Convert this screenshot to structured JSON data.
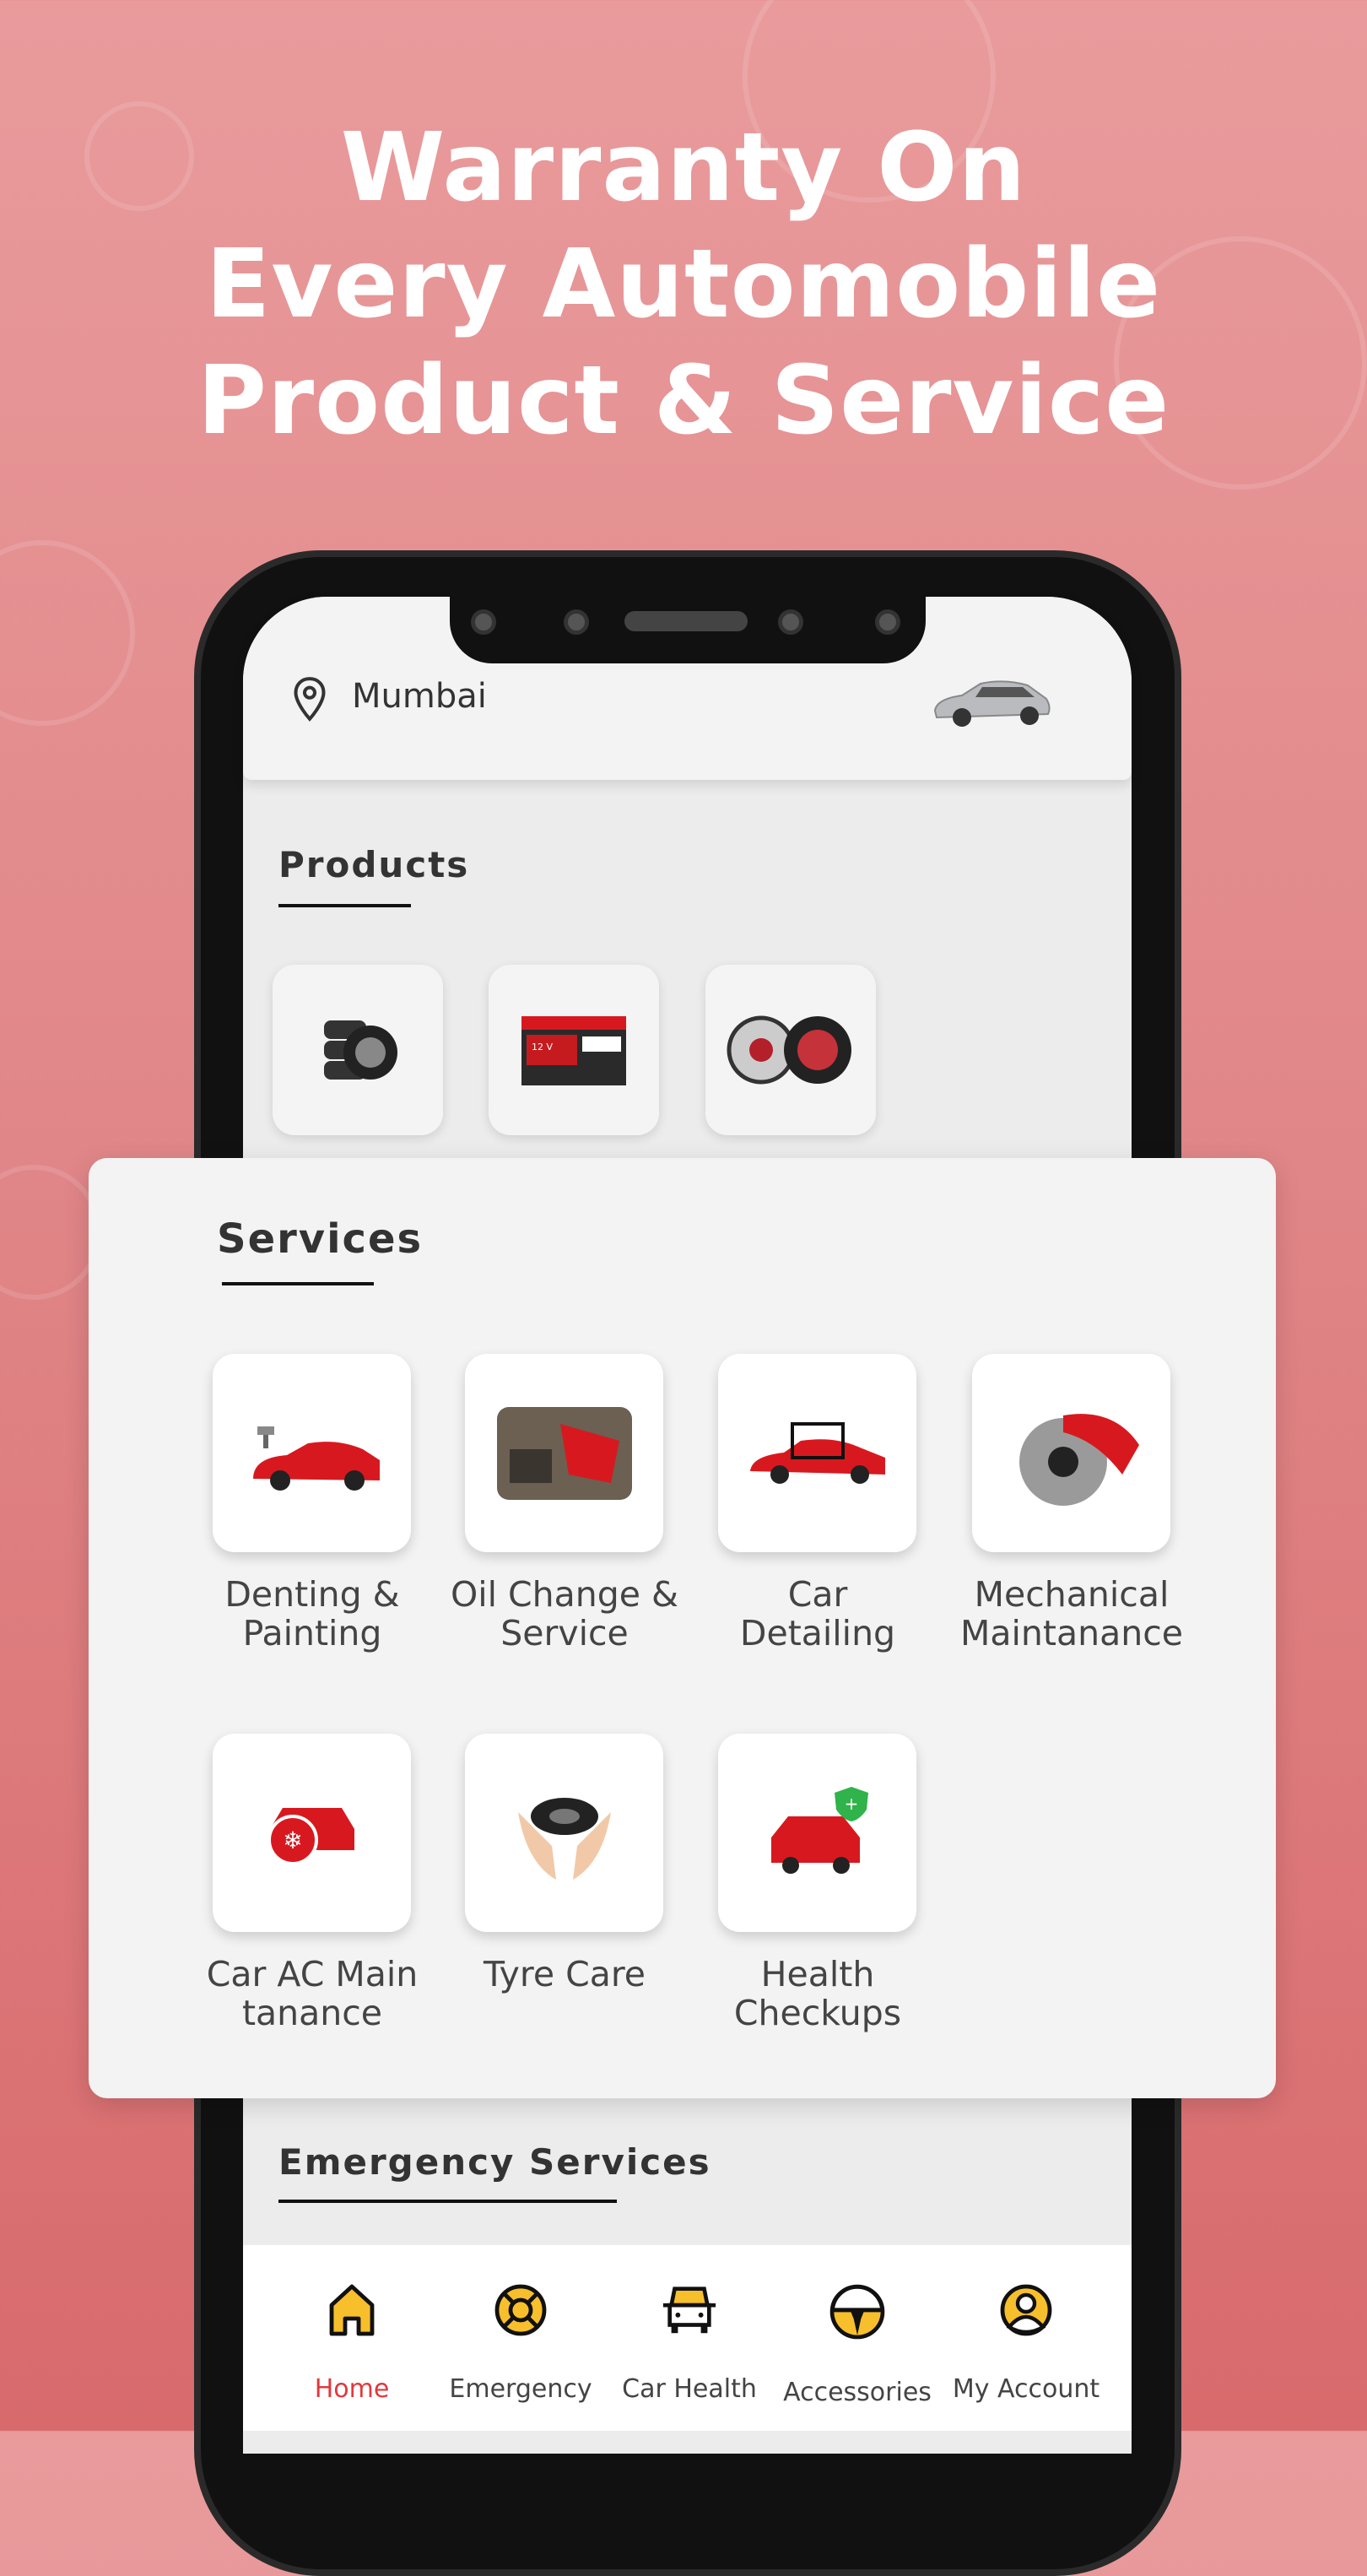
{
  "headline": [
    "Warranty On",
    "Every Automobile",
    "Product & Service"
  ],
  "header": {
    "location": "Mumbai",
    "location_icon": "map-pin-icon",
    "car_image": "silver-sports-car"
  },
  "products": {
    "title": "Products",
    "items": [
      {
        "icon": "tyres-image"
      },
      {
        "icon": "car-battery-image",
        "label_on_image": "12 V"
      },
      {
        "icon": "car-speakers-image"
      }
    ]
  },
  "services": {
    "title": "Services",
    "items": [
      {
        "label": "Denting & Painting",
        "icon": "car-spray-paint-image"
      },
      {
        "label": "Oil Change & Service",
        "icon": "engine-oil-image"
      },
      {
        "label": "Car Detailing",
        "icon": "car-detailing-image"
      },
      {
        "label": "Mechanical Maintanance",
        "icon": "brake-disc-image"
      },
      {
        "label": "Car AC Main tanance",
        "icon": "car-ac-image"
      },
      {
        "label": "Tyre Care",
        "icon": "tyre-in-hands-image"
      },
      {
        "label": "Health Checkups",
        "icon": "car-health-shield-image"
      }
    ]
  },
  "emergency": {
    "title": "Emergency Services"
  },
  "nav": {
    "items": [
      {
        "label": "Home",
        "icon": "home-icon",
        "active": true
      },
      {
        "label": "Emergency",
        "icon": "lifebuoy-icon"
      },
      {
        "label": "Car Health",
        "icon": "car-icon"
      },
      {
        "label": "Accessories",
        "icon": "steering-wheel-icon"
      },
      {
        "label": "My Account",
        "icon": "user-circle-icon"
      }
    ]
  },
  "colors": {
    "background": "#e08587",
    "active_nav": "#e0393e",
    "nav_icon_fill": "#f7bf2c",
    "accent_red": "#d7191f"
  }
}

● ● ● ● ●

__CHALLENGE__
The records above are to be reproduced exactly; the pictures are to be left out.

__ANSWER TO THIS PROBLEM__
Convert this screenshot to structured JSON data.
{
  "headline": [
    "Warranty On",
    "Every Automobile",
    "Product & Service"
  ],
  "header": {
    "location": "Mumbai",
    "location_icon": "map-pin-icon",
    "car_image": "silver-sports-car"
  },
  "products": {
    "title": "Products",
    "items": [
      {
        "icon": "tyres-image"
      },
      {
        "icon": "car-battery-image",
        "label_on_image": "12 V"
      },
      {
        "icon": "car-speakers-image"
      }
    ]
  },
  "services": {
    "title": "Services",
    "items": [
      {
        "label": "Denting & Painting",
        "icon": "car-spray-paint-image"
      },
      {
        "label": "Oil Change & Service",
        "icon": "engine-oil-image"
      },
      {
        "label": "Car Detailing",
        "icon": "car-detailing-image"
      },
      {
        "label": "Mechanical Maintanance",
        "icon": "brake-disc-image"
      },
      {
        "label": "Car AC Main tanance",
        "icon": "car-ac-image"
      },
      {
        "label": "Tyre Care",
        "icon": "tyre-in-hands-image"
      },
      {
        "label": "Health Checkups",
        "icon": "car-health-shield-image"
      }
    ]
  },
  "emergency": {
    "title": "Emergency Services"
  },
  "nav": {
    "items": [
      {
        "label": "Home",
        "icon": "home-icon",
        "active": true
      },
      {
        "label": "Emergency",
        "icon": "lifebuoy-icon"
      },
      {
        "label": "Car Health",
        "icon": "car-icon"
      },
      {
        "label": "Accessories",
        "icon": "steering-wheel-icon"
      },
      {
        "label": "My Account",
        "icon": "user-circle-icon"
      }
    ]
  },
  "colors": {
    "background": "#e08587",
    "active_nav": "#e0393e",
    "nav_icon_fill": "#f7bf2c",
    "accent_red": "#d7191f"
  }
}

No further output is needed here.